STATED GOAL ▸ Return each of the records below unchanged, line for line, and leave out the pictures.

RECORDS FOR THIS TASK ▸
━━━━━━━━━━━━━━━━━━━━

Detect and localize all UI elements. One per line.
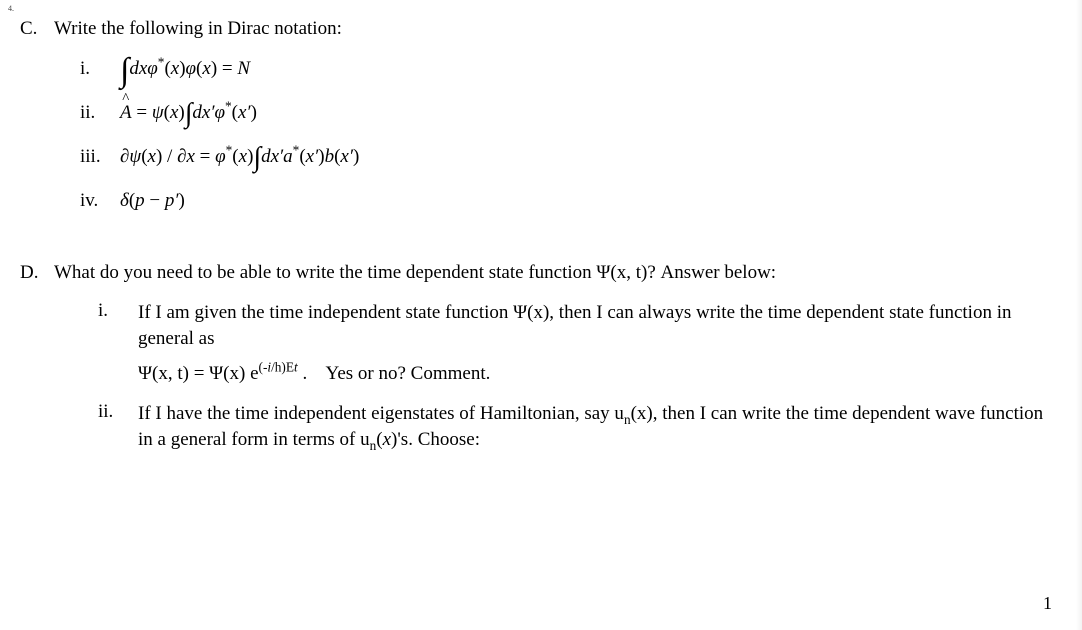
item-text: If I have the time independent eigenstat… bbox=[138, 401, 1054, 452]
item-label: ii. bbox=[80, 102, 120, 124]
item-math: δ(p − p′) bbox=[120, 190, 1054, 212]
item-text-2: Yes or no? Comment. bbox=[326, 363, 491, 384]
item-label: i. bbox=[80, 58, 120, 80]
item-math: A = ψ(x)∫dx′φ*(x′) bbox=[120, 102, 1054, 124]
section-c-item-i: i. ∫dxφ*(x)φ(x) = N bbox=[80, 58, 1054, 80]
item-text-1: If I am given the time independent state… bbox=[138, 300, 1054, 351]
item-label: i. bbox=[98, 300, 138, 387]
section-c-label: C. bbox=[20, 18, 54, 234]
section-d-item-ii: ii. If I have the time independent eigen… bbox=[98, 401, 1054, 452]
item-math: ∂ψ(x) / ∂x = φ*(x)∫dx′a*(x′)b(x′) bbox=[120, 146, 1054, 168]
section-d-items: i. If I am given the time independent st… bbox=[54, 300, 1054, 452]
section-d-label: D. bbox=[20, 262, 54, 466]
item-label: ii. bbox=[98, 401, 138, 452]
section-c-items: i. ∫dxφ*(x)φ(x) = N ii. A = ψ(x)∫dx′φ*(x… bbox=[54, 58, 1054, 212]
page: 4. C. Write the following in Dirac notat… bbox=[0, 0, 1082, 630]
page-edge-shadow bbox=[1076, 0, 1082, 630]
item-formula: Ψ(x, t) = Ψ(x) e(-i/h)Et . bbox=[138, 363, 307, 384]
section-d-item-i: i. If I am given the time independent st… bbox=[98, 300, 1054, 387]
section-c: C. Write the following in Dirac notation… bbox=[20, 18, 1054, 234]
item-label: iii. bbox=[80, 146, 120, 168]
section-c-item-iv: iv. δ(p − p′) bbox=[80, 190, 1054, 212]
outline-marker: 4. bbox=[8, 4, 14, 13]
section-c-item-ii: ii. A = ψ(x)∫dx′φ*(x′) bbox=[80, 102, 1054, 124]
section-c-prompt: Write the following in Dirac notation: bbox=[54, 18, 1054, 40]
section-c-item-iii: iii. ∂ψ(x) / ∂x = φ*(x)∫dx′a*(x′)b(x′) bbox=[80, 146, 1054, 168]
item-label: iv. bbox=[80, 190, 120, 212]
section-d-prompt: What do you need to be able to write the… bbox=[54, 262, 1054, 284]
page-number: 1 bbox=[1043, 593, 1052, 614]
section-d: D. What do you need to be able to write … bbox=[20, 262, 1054, 466]
item-math: ∫dxφ*(x)φ(x) = N bbox=[120, 58, 1054, 80]
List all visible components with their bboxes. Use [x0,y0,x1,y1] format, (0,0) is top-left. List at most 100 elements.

━━━━━━━━━━━━━━━━━━━━

FINISHED ANSWER ▸
Detect and localize all UI elements. One per line.
item-text: If I have the time independent eigenstat… bbox=[138, 401, 1054, 452]
item-label: ii. bbox=[80, 102, 120, 124]
item-math: δ(p − p′) bbox=[120, 190, 1054, 212]
item-text-2: Yes or no? Comment. bbox=[326, 363, 491, 384]
item-label: i. bbox=[80, 58, 120, 80]
item-math: A = ψ(x)∫dx′φ*(x′) bbox=[120, 102, 1054, 124]
section-c-item-i: i. ∫dxφ*(x)φ(x) = N bbox=[80, 58, 1054, 80]
item-text-1: If I am given the time independent state… bbox=[138, 300, 1054, 351]
item-label: i. bbox=[98, 300, 138, 387]
section-c-label: C. bbox=[20, 18, 54, 234]
section-d-item-ii: ii. If I have the time independent eigen… bbox=[98, 401, 1054, 452]
item-math: ∂ψ(x) / ∂x = φ*(x)∫dx′a*(x′)b(x′) bbox=[120, 146, 1054, 168]
section-d-items: i. If I am given the time independent st… bbox=[54, 300, 1054, 452]
section-d-label: D. bbox=[20, 262, 54, 466]
item-label: ii. bbox=[98, 401, 138, 452]
section-c-items: i. ∫dxφ*(x)φ(x) = N ii. A = ψ(x)∫dx′φ*(x… bbox=[54, 58, 1054, 212]
page: 4. C. Write the following in Dirac notat… bbox=[0, 0, 1082, 630]
page-edge-shadow bbox=[1076, 0, 1082, 630]
item-formula: Ψ(x, t) = Ψ(x) e(-i/h)Et . bbox=[138, 363, 307, 384]
section-d-item-i: i. If I am given the time independent st… bbox=[98, 300, 1054, 387]
section-c: C. Write the following in Dirac notation… bbox=[20, 18, 1054, 234]
item-label: iii. bbox=[80, 146, 120, 168]
section-c-item-iv: iv. δ(p − p′) bbox=[80, 190, 1054, 212]
outline-marker: 4. bbox=[8, 4, 14, 13]
section-c-item-ii: ii. A = ψ(x)∫dx′φ*(x′) bbox=[80, 102, 1054, 124]
section-c-prompt: Write the following in Dirac notation: bbox=[54, 18, 1054, 40]
section-c-item-iii: iii. ∂ψ(x) / ∂x = φ*(x)∫dx′a*(x′)b(x′) bbox=[80, 146, 1054, 168]
item-label: iv. bbox=[80, 190, 120, 212]
section-d-prompt: What do you need to be able to write the… bbox=[54, 262, 1054, 284]
page-number: 1 bbox=[1043, 593, 1052, 614]
section-d: D. What do you need to be able to write … bbox=[20, 262, 1054, 466]
item-math: ∫dxφ*(x)φ(x) = N bbox=[120, 58, 1054, 80]
List all visible components with their bboxes. Use [x0,y0,x1,y1] format, (0,0) is top-left. List at most 100 elements.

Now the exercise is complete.